== WRITTEN REQUEST ==
Output each entry below as it stands, leaving out every picture.

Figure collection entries
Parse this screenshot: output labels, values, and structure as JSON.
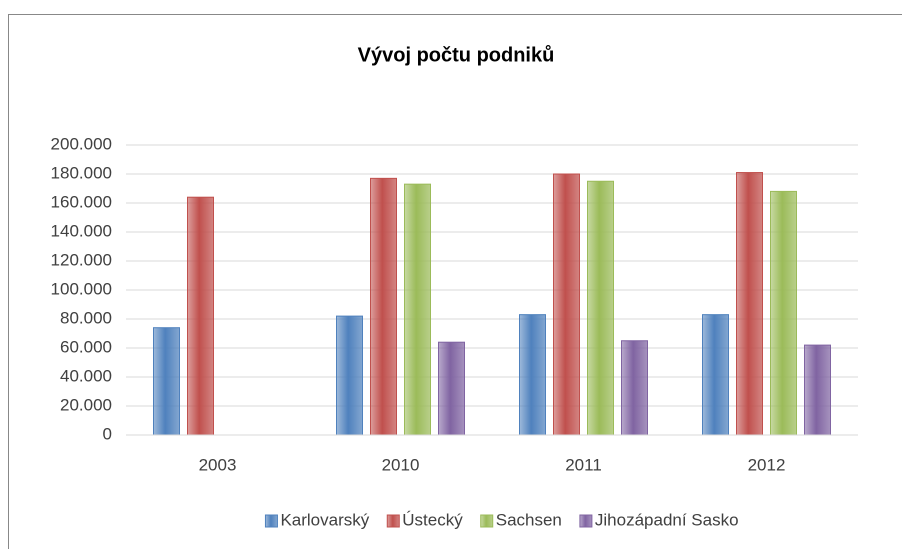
{
  "chart_data": {
    "type": "bar",
    "title": "Vývoj počtu podniků",
    "categories": [
      "2003",
      "2010",
      "2011",
      "2012"
    ],
    "series": [
      {
        "name": "Karlovarský",
        "color": "#4f81bd",
        "values": [
          74000,
          82000,
          83000,
          83000
        ]
      },
      {
        "name": "Ústecký",
        "color": "#c0504d",
        "values": [
          164000,
          177000,
          180000,
          181000
        ]
      },
      {
        "name": "Sachsen",
        "color": "#9bbb59",
        "values": [
          null,
          173000,
          175000,
          168000
        ]
      },
      {
        "name": "Jihozápadní Sasko",
        "color": "#8064a2",
        "values": [
          null,
          64000,
          65000,
          62000
        ]
      }
    ],
    "ylim": [
      0,
      200000
    ],
    "yticks": [
      0,
      {
        "value": 20000,
        "label": "20.000"
      },
      {
        "value": 40000,
        "label": "40.000"
      },
      {
        "value": 60000,
        "label": "60.000"
      },
      {
        "value": 80000,
        "label": "80.000"
      },
      {
        "value": 100000,
        "label": "100.000"
      },
      {
        "value": 120000,
        "label": "120.000"
      },
      {
        "value": 140000,
        "label": "140.000"
      },
      {
        "value": 160000,
        "label": "160.000"
      },
      {
        "value": 180000,
        "label": "180.000"
      },
      {
        "value": 200000,
        "label": "200.000"
      }
    ],
    "grid": true,
    "legend": "bottom"
  }
}
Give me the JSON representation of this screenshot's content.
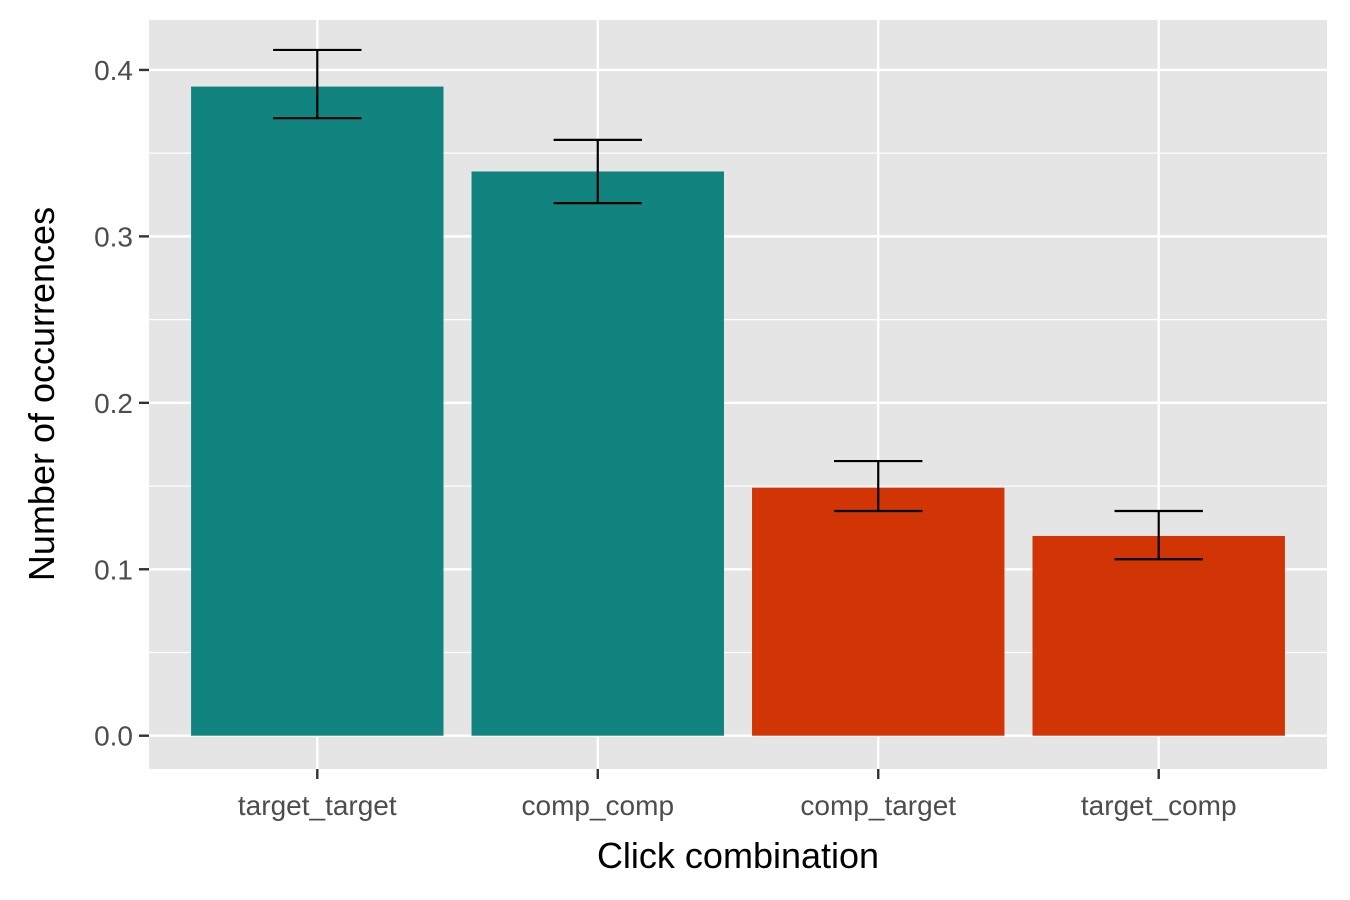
{
  "chart_data": {
    "type": "bar",
    "title": "",
    "xlabel": "Click combination",
    "ylabel": "Number of occurrences",
    "categories": [
      "target_target",
      "comp_comp",
      "comp_target",
      "target_comp"
    ],
    "values": [
      0.39,
      0.339,
      0.149,
      0.12
    ],
    "error_low": [
      0.371,
      0.32,
      0.135,
      0.106
    ],
    "error_high": [
      0.412,
      0.358,
      0.165,
      0.135
    ],
    "bar_colors": [
      "#128480",
      "#128480",
      "#D13505",
      "#D13505"
    ],
    "ylim": [
      -0.02,
      0.43
    ],
    "yticks": [
      0.0,
      0.1,
      0.2,
      0.3,
      0.4
    ],
    "ytick_labels": [
      "0.0",
      "0.1",
      "0.2",
      "0.3",
      "0.4"
    ],
    "grid": true,
    "legend": "none",
    "panel_background": "#E5E5E5",
    "grid_color": "#FFFFFF",
    "errorbar_color": "#000000"
  }
}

== FULL ANSWER ==
Parse this screenshot: output labels, values, and structure as JSON.
{
  "chart_data": {
    "type": "bar",
    "title": "Vývoj počtu podniků",
    "categories": [
      "2003",
      "2010",
      "2011",
      "2012"
    ],
    "series": [
      {
        "name": "Karlovarský",
        "color": "#4f81bd",
        "values": [
          74000,
          82000,
          83000,
          83000
        ]
      },
      {
        "name": "Ústecký",
        "color": "#c0504d",
        "values": [
          164000,
          177000,
          180000,
          181000
        ]
      },
      {
        "name": "Sachsen",
        "color": "#9bbb59",
        "values": [
          null,
          173000,
          175000,
          168000
        ]
      },
      {
        "name": "Jihozápadní Sasko",
        "color": "#8064a2",
        "values": [
          null,
          64000,
          65000,
          62000
        ]
      }
    ],
    "ylim": [
      0,
      200000
    ],
    "yticks": [
      0,
      {
        "value": 20000,
        "label": "20.000"
      },
      {
        "value": 40000,
        "label": "40.000"
      },
      {
        "value": 60000,
        "label": "60.000"
      },
      {
        "value": 80000,
        "label": "80.000"
      },
      {
        "value": 100000,
        "label": "100.000"
      },
      {
        "value": 120000,
        "label": "120.000"
      },
      {
        "value": 140000,
        "label": "140.000"
      },
      {
        "value": 160000,
        "label": "160.000"
      },
      {
        "value": 180000,
        "label": "180.000"
      },
      {
        "value": 200000,
        "label": "200.000"
      }
    ],
    "grid": true,
    "legend": "bottom"
  }
}
Give me the JSON representation of this screenshot's content.
{
  "chart_data": {
    "type": "bar",
    "title": "",
    "xlabel": "Click combination",
    "ylabel": "Number of occurrences",
    "categories": [
      "target_target",
      "comp_comp",
      "comp_target",
      "target_comp"
    ],
    "values": [
      0.39,
      0.339,
      0.149,
      0.12
    ],
    "error_low": [
      0.371,
      0.32,
      0.135,
      0.106
    ],
    "error_high": [
      0.412,
      0.358,
      0.165,
      0.135
    ],
    "bar_colors": [
      "#128480",
      "#128480",
      "#D13505",
      "#D13505"
    ],
    "ylim": [
      -0.02,
      0.43
    ],
    "yticks": [
      0.0,
      0.1,
      0.2,
      0.3,
      0.4
    ],
    "ytick_labels": [
      "0.0",
      "0.1",
      "0.2",
      "0.3",
      "0.4"
    ],
    "grid": true,
    "legend": "none",
    "panel_background": "#E5E5E5",
    "grid_color": "#FFFFFF",
    "errorbar_color": "#000000"
  }
}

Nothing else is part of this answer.